(Collected data entries)
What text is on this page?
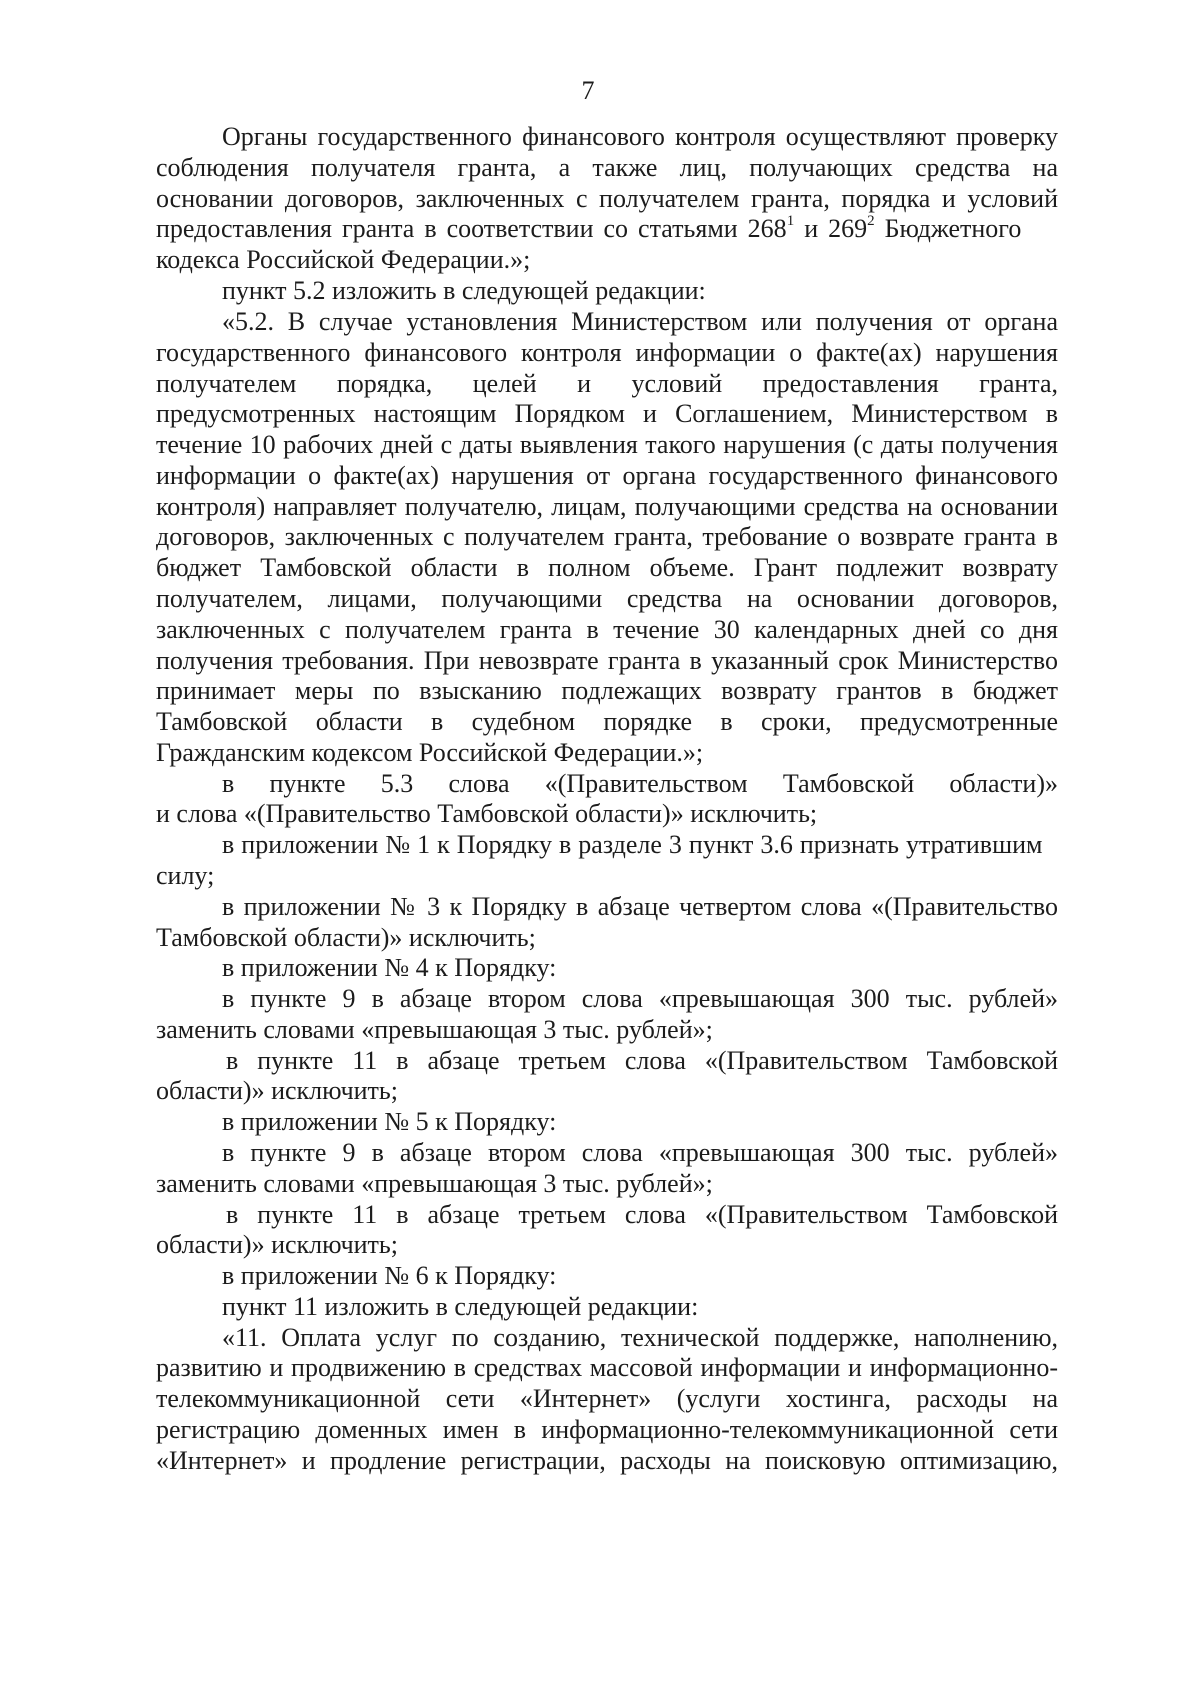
7
Органы государственного финансового контроля осуществляют проверку
соблюдения получателя гранта, а также лиц, получающих средства на
основании договоров, заключенных с получателем гранта, порядка и условий
предоставления гранта в соответствии со статьями $268^1$ и $269^2$ Бюджетного
кодекса Российской Федерации.»;
пункт 5.2 изложить в следующей редакции:
«5.2. В случае установления Министерством или получения от органа
государственного финансового контроля информации о факте(ах) нарушения
получателем порядка, целей и условий предоставления гранта,
предусмотренных настоящим Порядком и Соглашением, Министерством в
течение 10 рабочих дней с даты выявления такого нарушения (с даты получения
информации о факте(ах) нарушения от органа государственного финансового
контроля) направляет получателю, лицам, получающими средства на основании
договоров, заключенных с получателем гранта, требование о возврате гранта в
бюджет Тамбовской области в полном объеме. Грант подлежит возврату
получателем, лицами, получающими средства на основании договоров,
заключенных с получателем гранта в течение 30 календарных дней со дня
получения требования. При невозврате гранта в указанный срок Министерство
принимает меры по взысканию подлежащих возврату грантов в бюджет
Тамбовской области в судебном порядке в сроки, предусмотренные
Гражданским кодексом Российской Федерации.»;
в пункте 5.3 слова «(Правительством Тамбовской области)»
и слова «(Правительство Тамбовской области)» исключить;
в приложении № 1 к Порядку в разделе 3 пункт 3.6 признать утратившим
силу;
в приложении № 3 к Порядку в абзаце четвертом слова «(Правительство
Тамбовской области)» исключить;
в приложении № 4 к Порядку:
в пункте 9 в абзаце втором слова «превышающая 300 тыс. рублей»
заменить словами «превышающая 3 тыс. рублей»;
в пункте 11 в абзаце третьем слова «(Правительством Тамбовской
области)» исключить;
в приложении № 5 к Порядку:
в пункте 9 в абзаце втором слова «превышающая 300 тыс. рублей»
заменить словами «превышающая 3 тыс. рублей»;
в пункте 11 в абзаце третьем слова «(Правительством Тамбовской
области)» исключить;
в приложении № 6 к Порядку:
пункт 11 изложить в следующей редакции:
«11. Оплата услуг по созданию, технической поддержке, наполнению,
развитию и продвижению в средствах массовой информации и информационно-
телекоммуникационной сети «Интернет» (услуги хостинга, расходы на
регистрацию доменных имен в информационно-телекоммуникационной сети
«Интернет» и продление регистрации, расходы на поисковую оптимизацию,
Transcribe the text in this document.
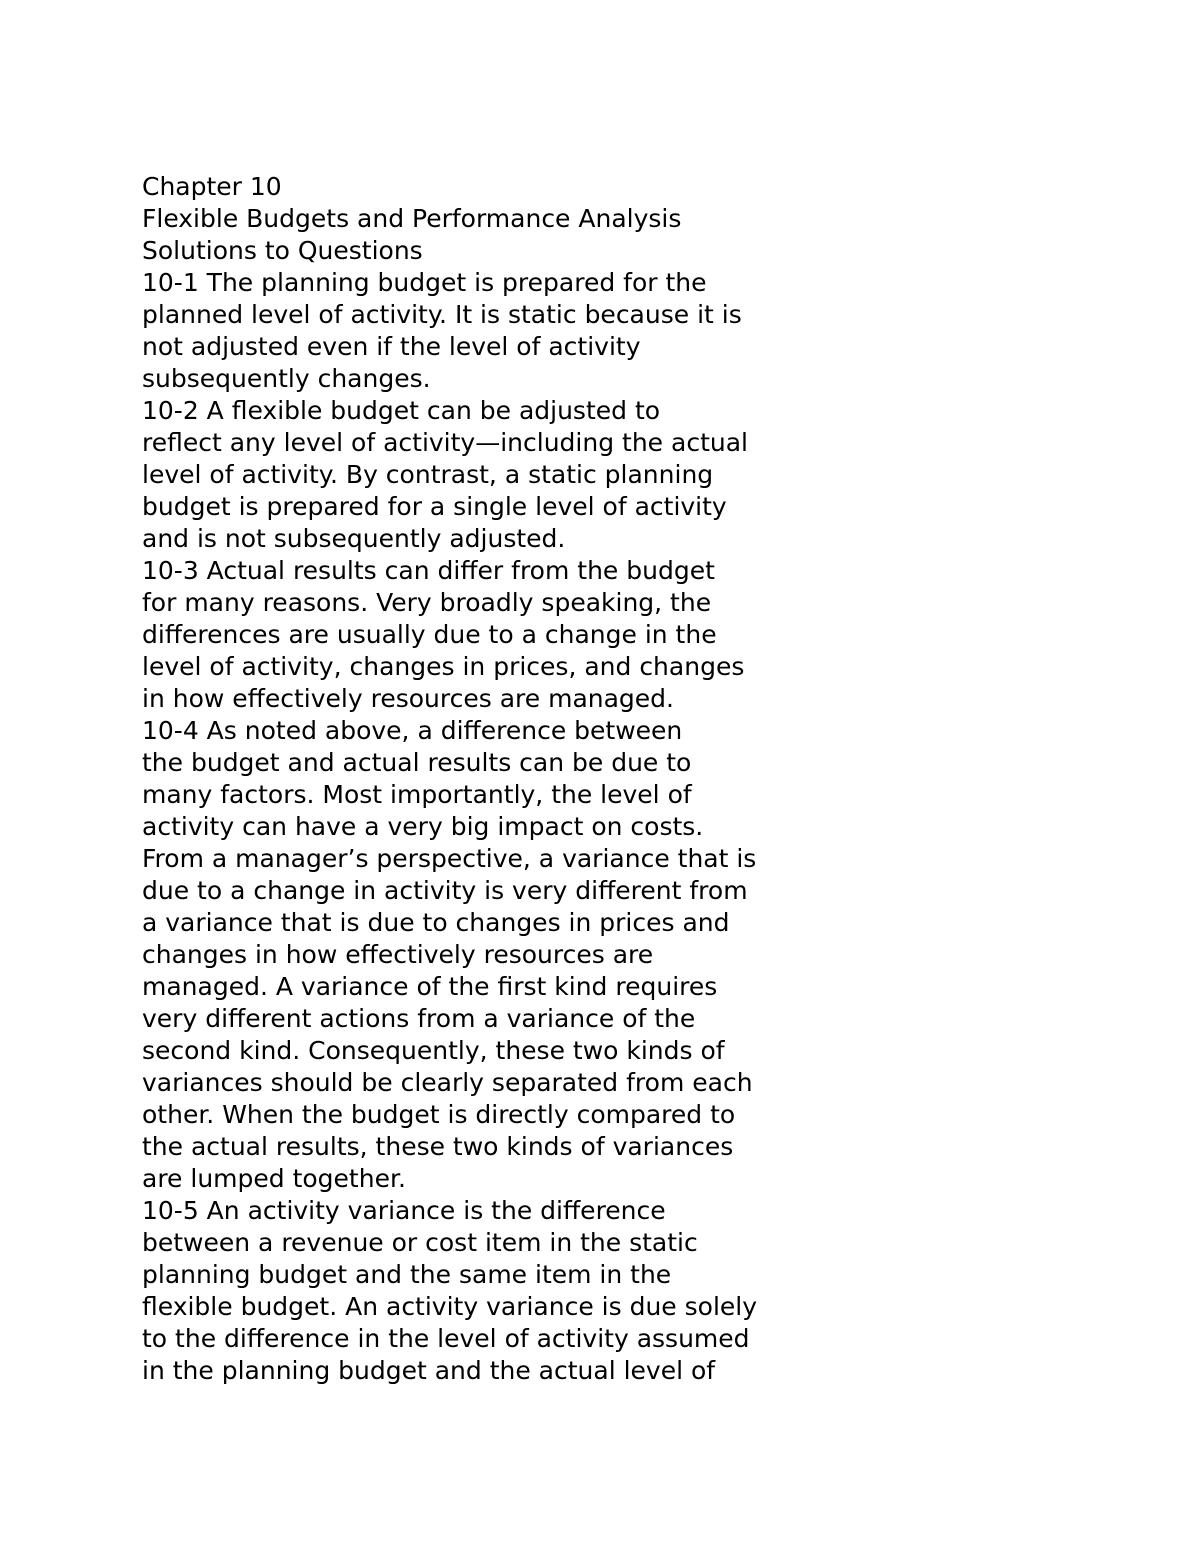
Chapter 10
Flexible Budgets and Performance Analysis
Solutions to Questions
10-1 The planning budget is prepared for the
planned level of activity. It is static because it is
not adjusted even if the level of activity
subsequently changes.
10-2 A flexible budget can be adjusted to
reflect any level of activity—including the actual
level of activity. By contrast, a static planning
budget is prepared for a single level of activity
and is not subsequently adjusted.
10-3 Actual results can differ from the budget
for many reasons. Very broadly speaking, the
differences are usually due to a change in the
level of activity, changes in prices, and changes
in how effectively resources are managed.
10-4 As noted above, a difference between
the budget and actual results can be due to
many factors. Most importantly, the level of
activity can have a very big impact on costs.
From a manager’s perspective, a variance that is
due to a change in activity is very different from
a variance that is due to changes in prices and
changes in how effectively resources are
managed. A variance of the first kind requires
very different actions from a variance of the
second kind. Consequently, these two kinds of
variances should be clearly separated from each
other. When the budget is directly compared to
the actual results, these two kinds of variances
are lumped together.
10-5 An activity variance is the difference
between a revenue or cost item in the static
planning budget and the same item in the
flexible budget. An activity variance is due solely
to the difference in the level of activity assumed
in the planning budget and the actual level of
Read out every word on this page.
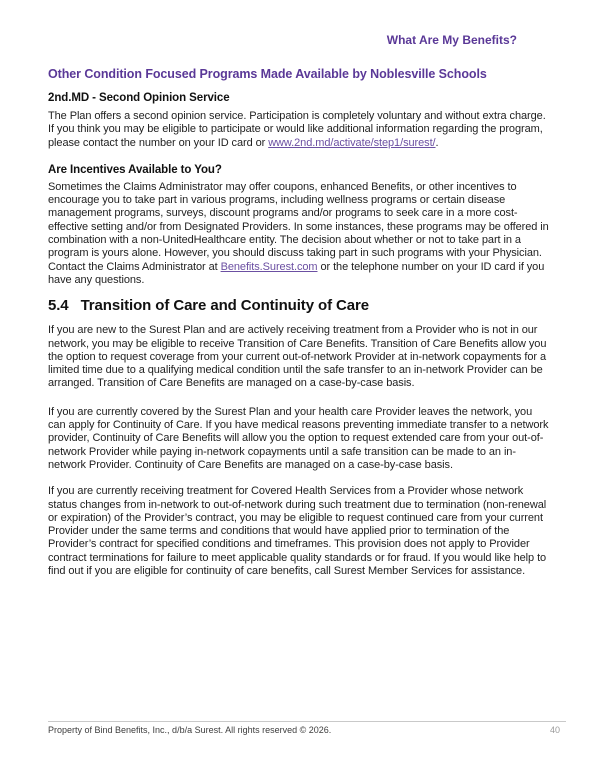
What Are My Benefits?
Other Condition Focused Programs Made Available by Noblesville Schools
2nd.MD - Second Opinion Service

The Plan offers a second opinion service. Participation is completely voluntary and without extra charge. If you think you may be eligible to participate or would like additional information regarding the program, please contact the number on your ID card or www.2nd.md/activate/step1/surest/.

Are Incentives Available to You?

Sometimes the Claims Administrator may offer coupons, enhanced Benefits, or other incentives to encourage you to take part in various programs, including wellness programs or certain disease management programs, surveys, discount programs and/or programs to seek care in a more cost-effective setting and/or from Designated Providers. In some instances, these programs may be offered in combination with a non-UnitedHealthcare entity. The decision about whether or not to take part in a program is yours alone. However, you should discuss taking part in such programs with your Physician. Contact the Claims Administrator at Benefits.Surest.com or the telephone number on your ID card if you have any questions.

5.4 Transition of Care and Continuity of Care

If you are new to the Surest Plan and are actively receiving treatment from a Provider who is not in our network, you may be eligible to receive Transition of Care Benefits. Transition of Care Benefits allow you the option to request coverage from your current out-of-network Provider at in-network copayments for a limited time due to a qualifying medical condition until the safe transfer to an in-network Provider can be arranged. Transition of Care Benefits are managed on a case-by-case basis.

If you are currently covered by the Surest Plan and your health care Provider leaves the network, you can apply for Continuity of Care. If you have medical reasons preventing immediate transfer to a network provider, Continuity of Care Benefits will allow you the option to request extended care from your out-of-network Provider while paying in-network copayments until a safe transition can be made to an in-network Provider. Continuity of Care Benefits are managed on a case-by-case basis.

If you are currently receiving treatment for Covered Health Services from a Provider whose network status changes from in-network to out-of-network during such treatment due to termination (non-renewal or expiration) of the Provider’s contract, you may be eligible to request continued care from your current Provider under the same terms and conditions that would have applied prior to termination of the Provider’s contract for specified conditions and timeframes. This provision does not apply to Provider contract terminations for failure to meet applicable quality standards or for fraud. If you would like help to find out if you are eligible for continuity of care benefits, call Surest Member Services for assistance.

Property of Bind Benefits, Inc., d/b/a Surest. All rights reserved © 2026.	40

**Brief**
Skip the pictures and transcribe the rest of the records exactly.

**Answer to the exercise**
What text is on this page?
7
Органы государственного финансового контроля осуществляют проверку
соблюдения получателя гранта, а также лиц, получающих средства на
основании договоров, заключенных с получателем гранта, порядка и условий
предоставления гранта в соответствии со статьями $268^1$ и $269^2$ Бюджетного
кодекса Российской Федерации.»;
пункт 5.2 изложить в следующей редакции:
«5.2. В случае установления Министерством или получения от органа
государственного финансового контроля информации о факте(ах) нарушения
получателем порядка, целей и условий предоставления гранта,
предусмотренных настоящим Порядком и Соглашением, Министерством в
течение 10 рабочих дней с даты выявления такого нарушения (с даты получения
информации о факте(ах) нарушения от органа государственного финансового
контроля) направляет получателю, лицам, получающими средства на основании
договоров, заключенных с получателем гранта, требование о возврате гранта в
бюджет Тамбовской области в полном объеме. Грант подлежит возврату
получателем, лицами, получающими средства на основании договоров,
заключенных с получателем гранта в течение 30 календарных дней со дня
получения требования. При невозврате гранта в указанный срок Министерство
принимает меры по взысканию подлежащих возврату грантов в бюджет
Тамбовской области в судебном порядке в сроки, предусмотренные
Гражданским кодексом Российской Федерации.»;
в пункте 5.3 слова «(Правительством Тамбовской области)»
и слова «(Правительство Тамбовской области)» исключить;
в приложении № 1 к Порядку в разделе 3 пункт 3.6 признать утратившим
силу;
в приложении № 3 к Порядку в абзаце четвертом слова «(Правительство
Тамбовской области)» исключить;
в приложении № 4 к Порядку:
в пункте 9 в абзаце втором слова «превышающая 300 тыс. рублей»
заменить словами «превышающая 3 тыс. рублей»;
в пункте 11 в абзаце третьем слова «(Правительством Тамбовской
области)» исключить;
в приложении № 5 к Порядку:
в пункте 9 в абзаце втором слова «превышающая 300 тыс. рублей»
заменить словами «превышающая 3 тыс. рублей»;
в пункте 11 в абзаце третьем слова «(Правительством Тамбовской
области)» исключить;
в приложении № 6 к Порядку:
пункт 11 изложить в следующей редакции:
«11. Оплата услуг по созданию, технической поддержке, наполнению,
развитию и продвижению в средствах массовой информации и информационно-
телекоммуникационной сети «Интернет» (услуги хостинга, расходы на
регистрацию доменных имен в информационно-телекоммуникационной сети
«Интернет» и продление регистрации, расходы на поисковую оптимизацию,
Transcribe the text in this document.
Chapter 10
Flexible Budgets and Performance Analysis
Solutions to Questions
10-1 The planning budget is prepared for the
planned level of activity. It is static because it is
not adjusted even if the level of activity
subsequently changes.
10-2 A flexible budget can be adjusted to
reflect any level of activity—including the actual
level of activity. By contrast, a static planning
budget is prepared for a single level of activity
and is not subsequently adjusted.
10-3 Actual results can differ from the budget
for many reasons. Very broadly speaking, the
differences are usually due to a change in the
level of activity, changes in prices, and changes
in how effectively resources are managed.
10-4 As noted above, a difference between
the budget and actual results can be due to
many factors. Most importantly, the level of
activity can have a very big impact on costs.
From a manager’s perspective, a variance that is
due to a change in activity is very different from
a variance that is due to changes in prices and
changes in how effectively resources are
managed. A variance of the first kind requires
very different actions from a variance of the
second kind. Consequently, these two kinds of
variances should be clearly separated from each
other. When the budget is directly compared to
the actual results, these two kinds of variances
are lumped together.
10-5 An activity variance is the difference
between a revenue or cost item in the static
planning budget and the same item in the
flexible budget. An activity variance is due solely
to the difference in the level of activity assumed
in the planning budget and the actual level of
Read out every word on this page.
What Are My Benefits?
Other Condition Focused Programs Made Available by Noblesville Schools
2nd.MD - Second Opinion Service

The Plan offers a second opinion service. Participation is completely voluntary and without extra charge. If you think you may be eligible to participate or would like additional information regarding the program, please contact the number on your ID card or www.2nd.md/activate/step1/surest/.

Are Incentives Available to You?

Sometimes the Claims Administrator may offer coupons, enhanced Benefits, or other incentives to encourage you to take part in various programs, including wellness programs or certain disease management programs, surveys, discount programs and/or programs to seek care in a more cost-effective setting and/or from Designated Providers. In some instances, these programs may be offered in combination with a non-UnitedHealthcare entity. The decision about whether or not to take part in a program is yours alone. However, you should discuss taking part in such programs with your Physician. Contact the Claims Administrator at Benefits.Surest.com or the telephone number on your ID card if you have any questions.

5.4 Transition of Care and Continuity of Care

If you are new to the Surest Plan and are actively receiving treatment from a Provider who is not in our network, you may be eligible to receive Transition of Care Benefits. Transition of Care Benefits allow you the option to request coverage from your current out-of-network Provider at in-network copayments for a limited time due to a qualifying medical condition until the safe transfer to an in-network Provider can be arranged. Transition of Care Benefits are managed on a case-by-case basis.

If you are currently covered by the Surest Plan and your health care Provider leaves the network, you can apply for Continuity of Care. If you have medical reasons preventing immediate transfer to a network provider, Continuity of Care Benefits will allow you the option to request extended care from your out-of-network Provider while paying in-network copayments until a safe transition can be made to an in-network Provider. Continuity of Care Benefits are managed on a case-by-case basis.

If you are currently receiving treatment for Covered Health Services from a Provider whose network status changes from in-network to out-of-network during such treatment due to termination (non-renewal or expiration) of the Provider’s contract, you may be eligible to request continued care from your current Provider under the same terms and conditions that would have applied prior to termination of the Provider’s contract for specified conditions and timeframes. This provision does not apply to Provider contract terminations for failure to meet applicable quality standards or for fraud. If you would like help to find out if you are eligible for continuity of care benefits, call Surest Member Services for assistance.

Property of Bind Benefits, Inc., d/b/a Surest. All rights reserved © 2026.	40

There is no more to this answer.